┌─ Task material

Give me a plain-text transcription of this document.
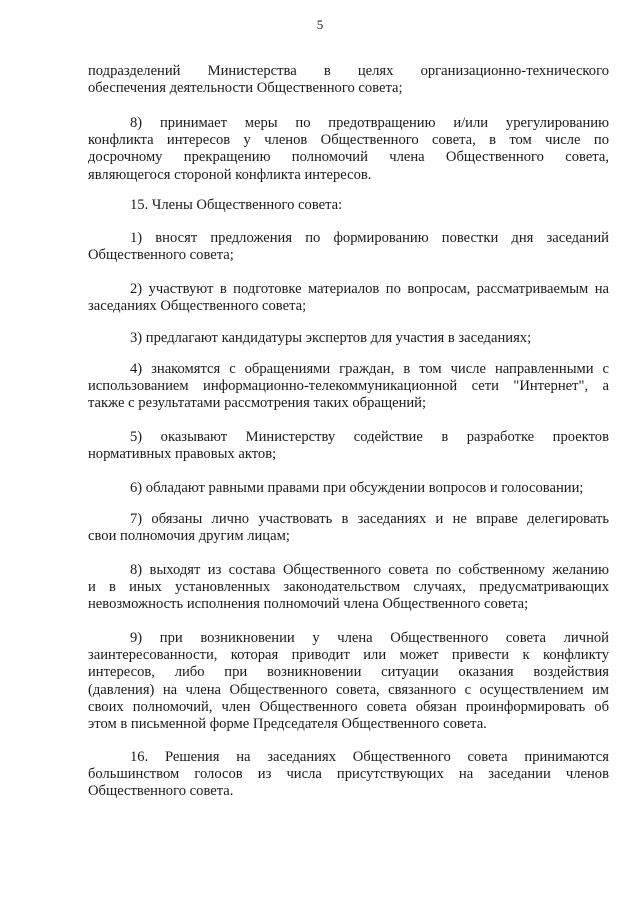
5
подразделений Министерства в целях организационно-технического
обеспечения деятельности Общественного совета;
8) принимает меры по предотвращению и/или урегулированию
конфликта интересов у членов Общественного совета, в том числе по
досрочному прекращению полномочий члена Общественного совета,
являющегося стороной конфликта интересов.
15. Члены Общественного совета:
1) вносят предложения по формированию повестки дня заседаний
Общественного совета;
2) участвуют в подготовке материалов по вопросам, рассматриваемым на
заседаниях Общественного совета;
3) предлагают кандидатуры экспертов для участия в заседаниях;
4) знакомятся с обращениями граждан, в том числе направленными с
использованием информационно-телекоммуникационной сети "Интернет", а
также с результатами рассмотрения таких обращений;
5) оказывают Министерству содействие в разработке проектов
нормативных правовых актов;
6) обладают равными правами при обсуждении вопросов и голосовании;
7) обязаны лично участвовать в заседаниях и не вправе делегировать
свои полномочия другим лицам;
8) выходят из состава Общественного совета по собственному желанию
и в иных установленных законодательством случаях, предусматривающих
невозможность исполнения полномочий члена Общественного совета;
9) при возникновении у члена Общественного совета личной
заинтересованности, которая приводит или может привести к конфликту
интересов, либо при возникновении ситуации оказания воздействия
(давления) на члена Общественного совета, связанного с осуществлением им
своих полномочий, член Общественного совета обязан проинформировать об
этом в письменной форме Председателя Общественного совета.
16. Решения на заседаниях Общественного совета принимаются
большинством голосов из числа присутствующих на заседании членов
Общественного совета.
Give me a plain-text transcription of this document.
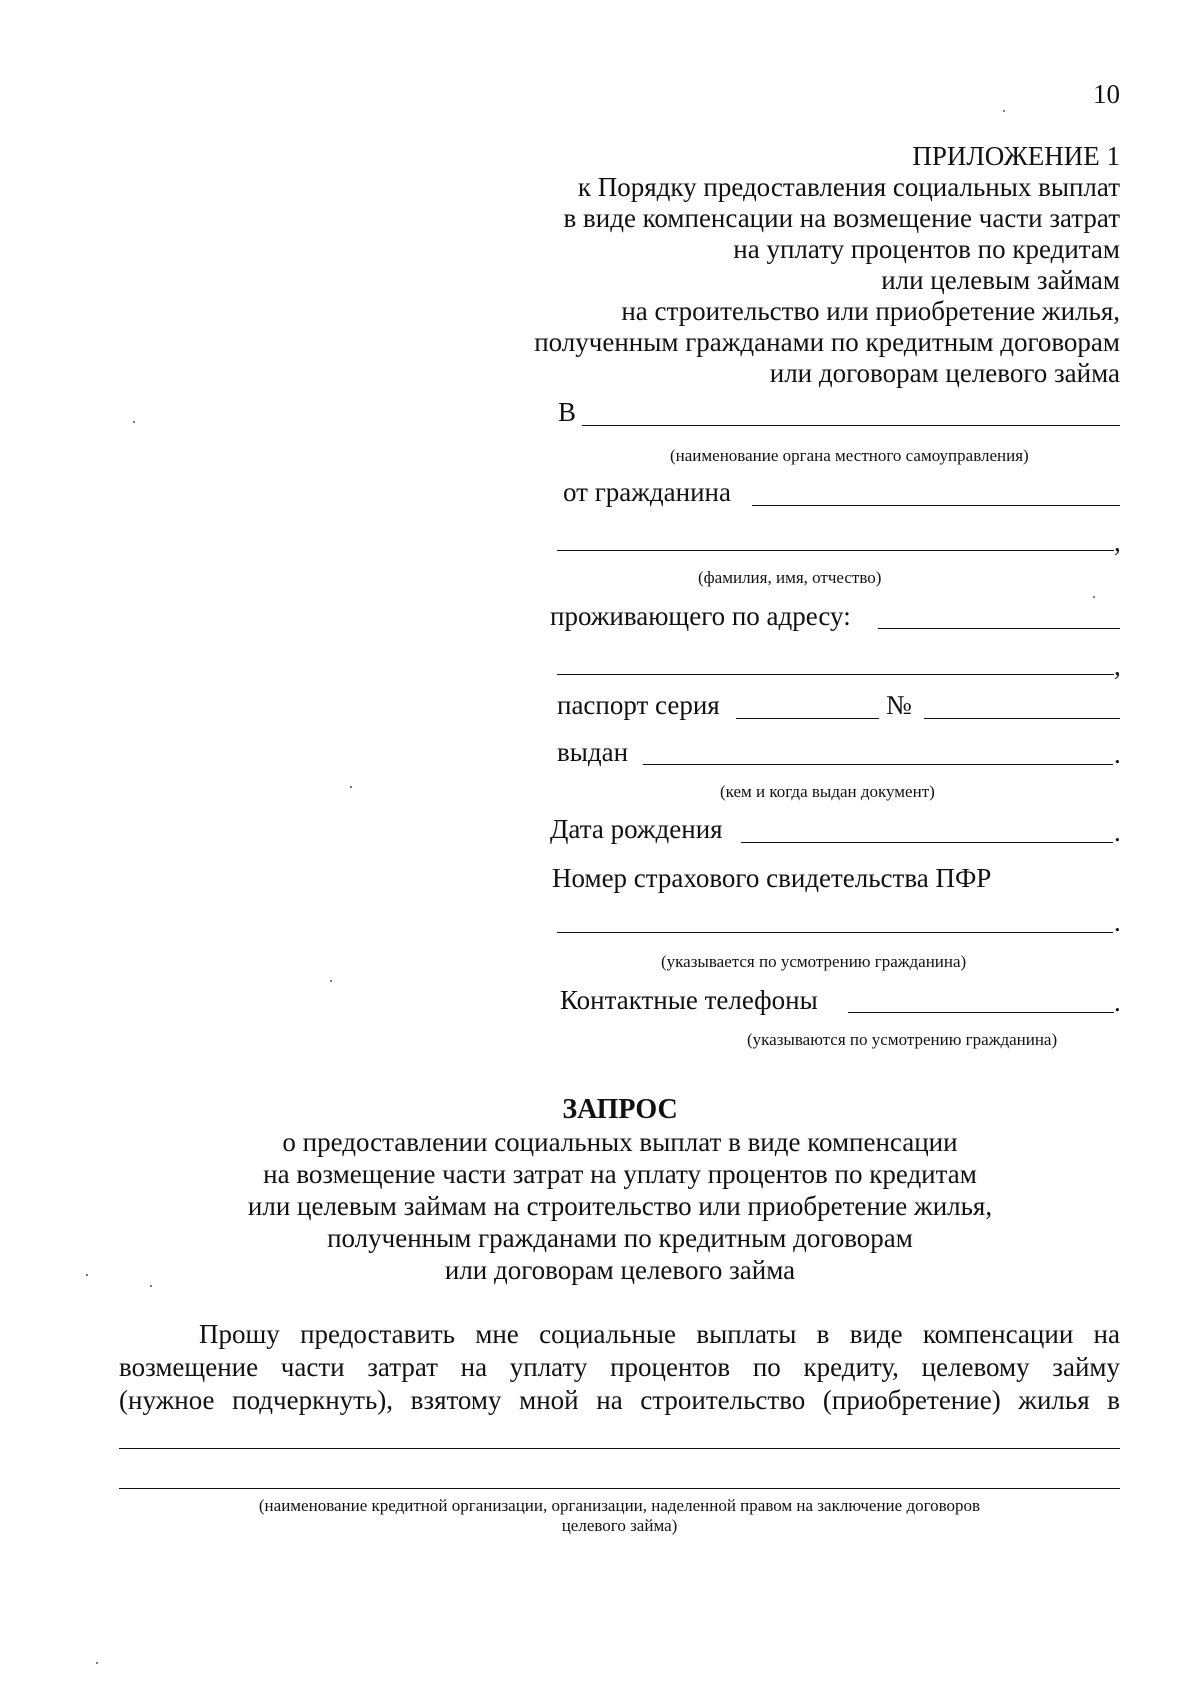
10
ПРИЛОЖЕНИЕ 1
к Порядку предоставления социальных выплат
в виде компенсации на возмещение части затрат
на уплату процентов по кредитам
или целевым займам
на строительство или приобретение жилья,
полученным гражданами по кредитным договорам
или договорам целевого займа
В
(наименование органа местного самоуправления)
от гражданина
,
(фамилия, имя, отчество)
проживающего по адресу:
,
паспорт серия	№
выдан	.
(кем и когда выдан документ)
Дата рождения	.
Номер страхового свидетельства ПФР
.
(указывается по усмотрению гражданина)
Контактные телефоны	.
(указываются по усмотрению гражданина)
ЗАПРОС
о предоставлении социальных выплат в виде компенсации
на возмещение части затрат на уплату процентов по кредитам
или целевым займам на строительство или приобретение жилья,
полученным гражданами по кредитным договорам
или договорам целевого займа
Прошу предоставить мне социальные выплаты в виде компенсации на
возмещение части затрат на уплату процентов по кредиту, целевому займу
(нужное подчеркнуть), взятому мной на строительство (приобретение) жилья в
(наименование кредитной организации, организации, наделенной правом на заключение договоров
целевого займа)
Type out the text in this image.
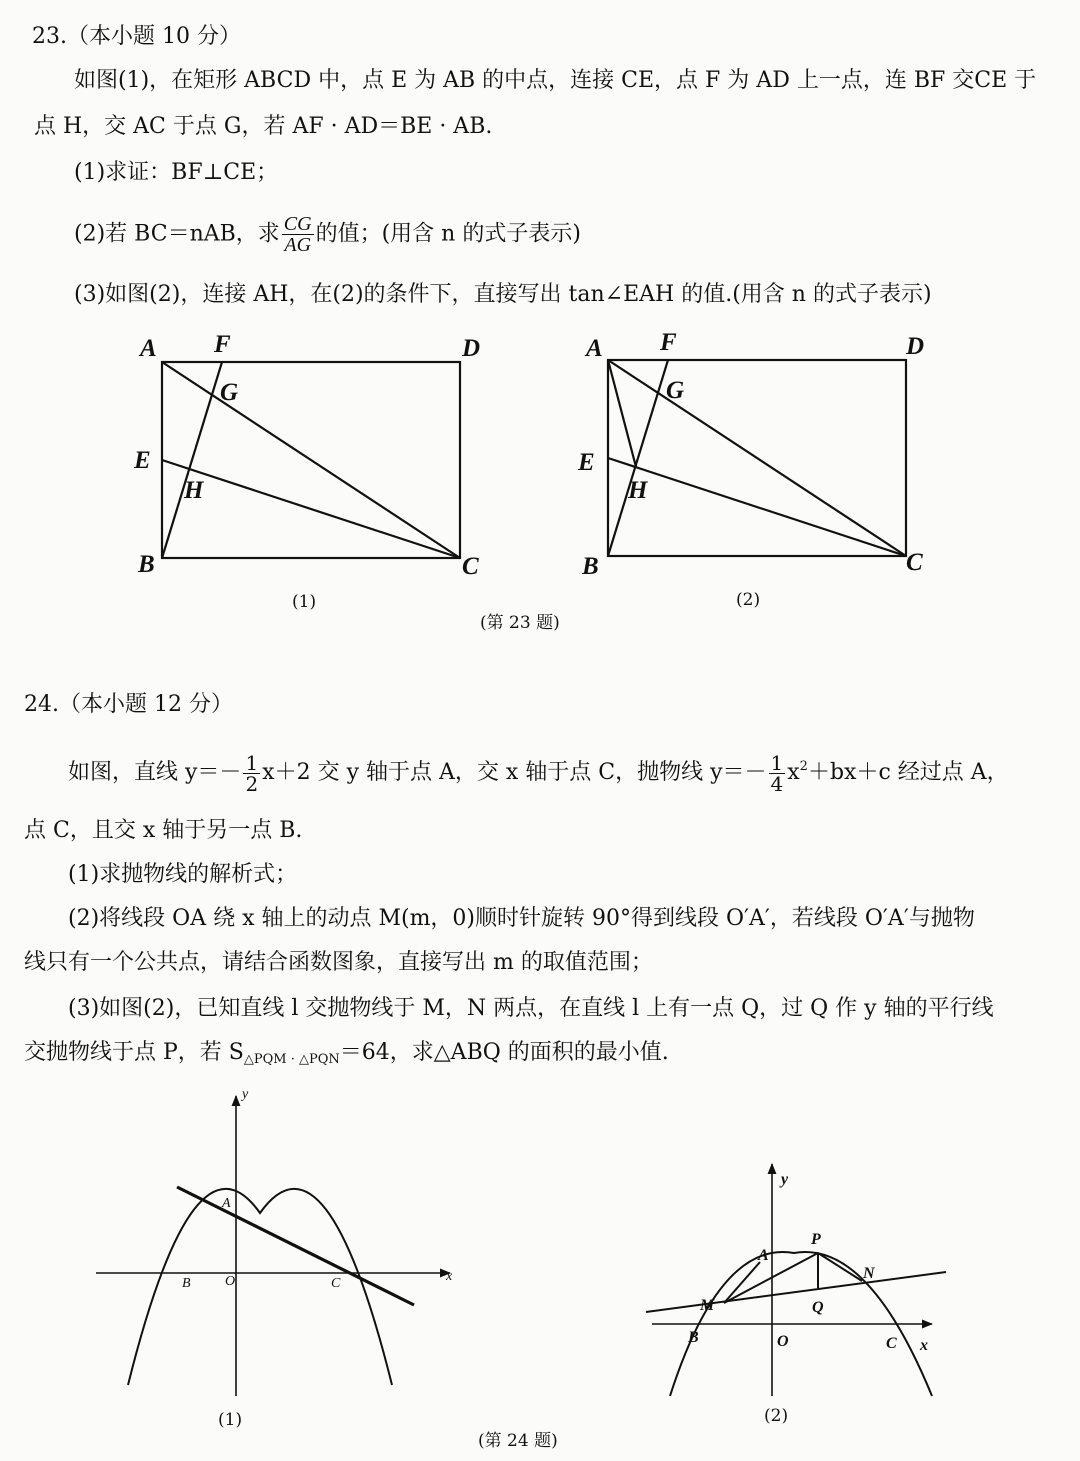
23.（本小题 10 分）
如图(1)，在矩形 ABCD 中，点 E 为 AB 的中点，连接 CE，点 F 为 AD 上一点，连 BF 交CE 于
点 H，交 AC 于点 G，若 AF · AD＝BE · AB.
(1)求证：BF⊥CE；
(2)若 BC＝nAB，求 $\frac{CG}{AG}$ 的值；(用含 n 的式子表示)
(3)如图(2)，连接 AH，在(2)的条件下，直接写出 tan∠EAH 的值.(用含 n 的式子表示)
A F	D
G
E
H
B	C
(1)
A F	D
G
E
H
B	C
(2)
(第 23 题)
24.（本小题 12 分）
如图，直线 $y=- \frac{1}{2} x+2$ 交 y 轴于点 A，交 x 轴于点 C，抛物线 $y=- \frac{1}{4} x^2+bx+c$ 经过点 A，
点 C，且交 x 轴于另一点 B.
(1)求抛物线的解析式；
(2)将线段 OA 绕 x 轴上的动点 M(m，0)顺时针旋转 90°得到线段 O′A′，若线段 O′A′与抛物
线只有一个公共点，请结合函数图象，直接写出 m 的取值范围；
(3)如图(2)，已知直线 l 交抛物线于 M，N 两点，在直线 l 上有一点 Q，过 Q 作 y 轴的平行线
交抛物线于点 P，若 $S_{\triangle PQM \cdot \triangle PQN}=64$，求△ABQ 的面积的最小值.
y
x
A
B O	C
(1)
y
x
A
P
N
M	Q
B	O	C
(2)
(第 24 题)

└─

▶ _Prompt_:
Transcribe the material exactly, keeping every word and none of the pictures.

▶ _Finished exercise_:
Give me a plain-text transcription of this document.
5
подразделений Министерства в целях организационно-технического
обеспечения деятельности Общественного совета;
8) принимает меры по предотвращению и/или урегулированию
конфликта интересов у членов Общественного совета, в том числе по
досрочному прекращению полномочий члена Общественного совета,
являющегося стороной конфликта интересов.
15. Члены Общественного совета:
1) вносят предложения по формированию повестки дня заседаний
Общественного совета;
2) участвуют в подготовке материалов по вопросам, рассматриваемым на
заседаниях Общественного совета;
3) предлагают кандидатуры экспертов для участия в заседаниях;
4) знакомятся с обращениями граждан, в том числе направленными с
использованием информационно-телекоммуникационной сети "Интернет", а
также с результатами рассмотрения таких обращений;
5) оказывают Министерству содействие в разработке проектов
нормативных правовых актов;
6) обладают равными правами при обсуждении вопросов и голосовании;
7) обязаны лично участвовать в заседаниях и не вправе делегировать
свои полномочия другим лицам;
8) выходят из состава Общественного совета по собственному желанию
и в иных установленных законодательством случаях, предусматривающих
невозможность исполнения полномочий члена Общественного совета;
9) при возникновении у члена Общественного совета личной
заинтересованности, которая приводит или может привести к конфликту
интересов, либо при возникновении ситуации оказания воздействия
(давления) на члена Общественного совета, связанного с осуществлением им
своих полномочий, член Общественного совета обязан проинформировать об
этом в письменной форме Председателя Общественного совета.
16. Решения на заседаниях Общественного совета принимаются
большинством голосов из числа присутствующих на заседании членов
Общественного совета.
Give me a plain-text transcription of this document.
10
ПРИЛОЖЕНИЕ 1
к Порядку предоставления социальных выплат
в виде компенсации на возмещение части затрат
на уплату процентов по кредитам
или целевым займам
на строительство или приобретение жилья,
полученным гражданами по кредитным договорам
или договорам целевого займа
В
(наименование органа местного самоуправления)
от гражданина
,
(фамилия, имя, отчество)
проживающего по адресу:
,
паспорт серия	№
выдан	.
(кем и когда выдан документ)
Дата рождения	.
Номер страхового свидетельства ПФР
.
(указывается по усмотрению гражданина)
Контактные телефоны	.
(указываются по усмотрению гражданина)
ЗАПРОС
о предоставлении социальных выплат в виде компенсации
на возмещение части затрат на уплату процентов по кредитам
или целевым займам на строительство или приобретение жилья,
полученным гражданами по кредитным договорам
или договорам целевого займа
Прошу предоставить мне социальные выплаты в виде компенсации на
возмещение части затрат на уплату процентов по кредиту, целевому займу
(нужное подчеркнуть), взятому мной на строительство (приобретение) жилья в
(наименование кредитной организации, организации, наделенной правом на заключение договоров
целевого займа)
Type out the text in this image.
23.（本小题 10 分）
如图(1)，在矩形 ABCD 中，点 E 为 AB 的中点，连接 CE，点 F 为 AD 上一点，连 BF 交CE 于
点 H，交 AC 于点 G，若 AF · AD＝BE · AB.
(1)求证：BF⊥CE；
(2)若 BC＝nAB，求 $\frac{CG}{AG}$ 的值；(用含 n 的式子表示)
(3)如图(2)，连接 AH，在(2)的条件下，直接写出 tan∠EAH 的值.(用含 n 的式子表示)
A F	D
G
E
H
B	C
(1)
A F	D
G
E
H
B	C
(2)
(第 23 题)
24.（本小题 12 分）
如图，直线 $y=- \frac{1}{2} x+2$ 交 y 轴于点 A，交 x 轴于点 C，抛物线 $y=- \frac{1}{4} x^2+bx+c$ 经过点 A，
点 C，且交 x 轴于另一点 B.
(1)求抛物线的解析式；
(2)将线段 OA 绕 x 轴上的动点 M(m，0)顺时针旋转 90°得到线段 O′A′，若线段 O′A′与抛物
线只有一个公共点，请结合函数图象，直接写出 m 的取值范围；
(3)如图(2)，已知直线 l 交抛物线于 M，N 两点，在直线 l 上有一点 Q，过 Q 作 y 轴的平行线
交抛物线于点 P，若 $S_{\triangle PQM \cdot \triangle PQN}=64$，求△ABQ 的面积的最小值.
y
x
A
B O	C
(1)
y
x
A
P
N
M	Q
B	O	C
(2)
(第 24 题)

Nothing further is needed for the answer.